What is being asked:
Rewrite the records below, changing every "legend-label" to "legend-entry" and leaving everything else as it is.

Dataset records:

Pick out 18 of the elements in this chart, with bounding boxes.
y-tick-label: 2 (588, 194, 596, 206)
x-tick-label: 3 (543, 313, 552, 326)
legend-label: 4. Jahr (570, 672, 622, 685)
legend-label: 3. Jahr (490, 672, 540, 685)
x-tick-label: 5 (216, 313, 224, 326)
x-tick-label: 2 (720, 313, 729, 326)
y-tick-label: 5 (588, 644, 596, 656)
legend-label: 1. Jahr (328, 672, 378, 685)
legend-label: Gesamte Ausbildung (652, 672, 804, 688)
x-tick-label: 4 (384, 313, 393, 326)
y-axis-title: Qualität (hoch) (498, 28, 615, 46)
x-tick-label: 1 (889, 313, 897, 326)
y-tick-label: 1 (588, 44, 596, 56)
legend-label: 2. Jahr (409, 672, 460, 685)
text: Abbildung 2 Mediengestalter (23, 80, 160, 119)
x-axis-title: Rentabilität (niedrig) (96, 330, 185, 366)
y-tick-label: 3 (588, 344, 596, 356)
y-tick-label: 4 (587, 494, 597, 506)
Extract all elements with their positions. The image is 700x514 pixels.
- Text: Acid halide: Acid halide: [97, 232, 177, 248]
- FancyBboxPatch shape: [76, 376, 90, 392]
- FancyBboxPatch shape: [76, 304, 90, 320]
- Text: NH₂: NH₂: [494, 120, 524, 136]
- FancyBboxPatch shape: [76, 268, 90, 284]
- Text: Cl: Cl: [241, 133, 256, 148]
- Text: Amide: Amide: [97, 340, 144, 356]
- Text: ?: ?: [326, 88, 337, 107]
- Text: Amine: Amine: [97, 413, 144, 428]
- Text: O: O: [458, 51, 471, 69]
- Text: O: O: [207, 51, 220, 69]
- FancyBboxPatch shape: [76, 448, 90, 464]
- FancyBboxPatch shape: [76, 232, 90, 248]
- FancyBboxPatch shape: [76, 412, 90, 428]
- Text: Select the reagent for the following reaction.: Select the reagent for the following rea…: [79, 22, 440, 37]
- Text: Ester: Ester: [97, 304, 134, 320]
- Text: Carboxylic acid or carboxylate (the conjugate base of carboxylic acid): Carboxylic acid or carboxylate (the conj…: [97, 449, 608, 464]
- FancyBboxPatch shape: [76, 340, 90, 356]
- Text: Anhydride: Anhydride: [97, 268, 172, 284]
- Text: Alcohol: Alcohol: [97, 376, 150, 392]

Result for this task:
Pick out 18 of the elements in this chart, with bounding boxes.
y-tick-label: 2 (588, 194, 596, 206)
x-tick-label: 3 (543, 313, 552, 326)
legend-entry: 4. Jahr (570, 672, 622, 685)
legend-entry: 3. Jahr (490, 672, 540, 685)
x-tick-label: 5 (216, 313, 224, 326)
x-tick-label: 2 (720, 313, 729, 326)
y-tick-label: 5 (588, 644, 596, 656)
legend-entry: 1. Jahr (328, 672, 378, 685)
legend-entry: Gesamte Ausbildung (652, 672, 804, 688)
x-tick-label: 4 (384, 313, 393, 326)
y-axis-title: Qualität (hoch) (498, 28, 615, 46)
x-tick-label: 1 (889, 313, 897, 326)
y-tick-label: 1 (588, 44, 596, 56)
legend-entry: 2. Jahr (409, 672, 460, 685)
text: Abbildung 2 Mediengestalter (23, 80, 160, 119)
x-axis-title: Rentabilität (niedrig) (96, 330, 185, 366)
y-tick-label: 3 (588, 344, 596, 356)
y-tick-label: 4 (587, 494, 597, 506)
Extract all elements with their positions. The image is 700x514 pixels.
- Text: Acid halide: Acid halide: [97, 232, 177, 248]
- FancyBboxPatch shape: [76, 376, 90, 392]
- FancyBboxPatch shape: [76, 304, 90, 320]
- Text: NH₂: NH₂: [494, 120, 524, 136]
- FancyBboxPatch shape: [76, 268, 90, 284]
- Text: Cl: Cl: [241, 133, 256, 148]
- Text: Amide: Amide: [97, 340, 144, 356]
- Text: ?: ?: [326, 88, 337, 107]
- Text: Amine: Amine: [97, 413, 144, 428]
- Text: O: O: [458, 51, 471, 69]
- Text: O: O: [207, 51, 220, 69]
- FancyBboxPatch shape: [76, 448, 90, 464]
- FancyBboxPatch shape: [76, 232, 90, 248]
- FancyBboxPatch shape: [76, 412, 90, 428]
- Text: Select the reagent for the following reaction.: Select the reagent for the following rea…: [79, 22, 440, 37]
- Text: Ester: Ester: [97, 304, 134, 320]
- Text: Carboxylic acid or carboxylate (the conjugate base of carboxylic acid): Carboxylic acid or carboxylate (the conj…: [97, 449, 608, 464]
- FancyBboxPatch shape: [76, 340, 90, 356]
- Text: Anhydride: Anhydride: [97, 268, 172, 284]
- Text: Alcohol: Alcohol: [97, 376, 150, 392]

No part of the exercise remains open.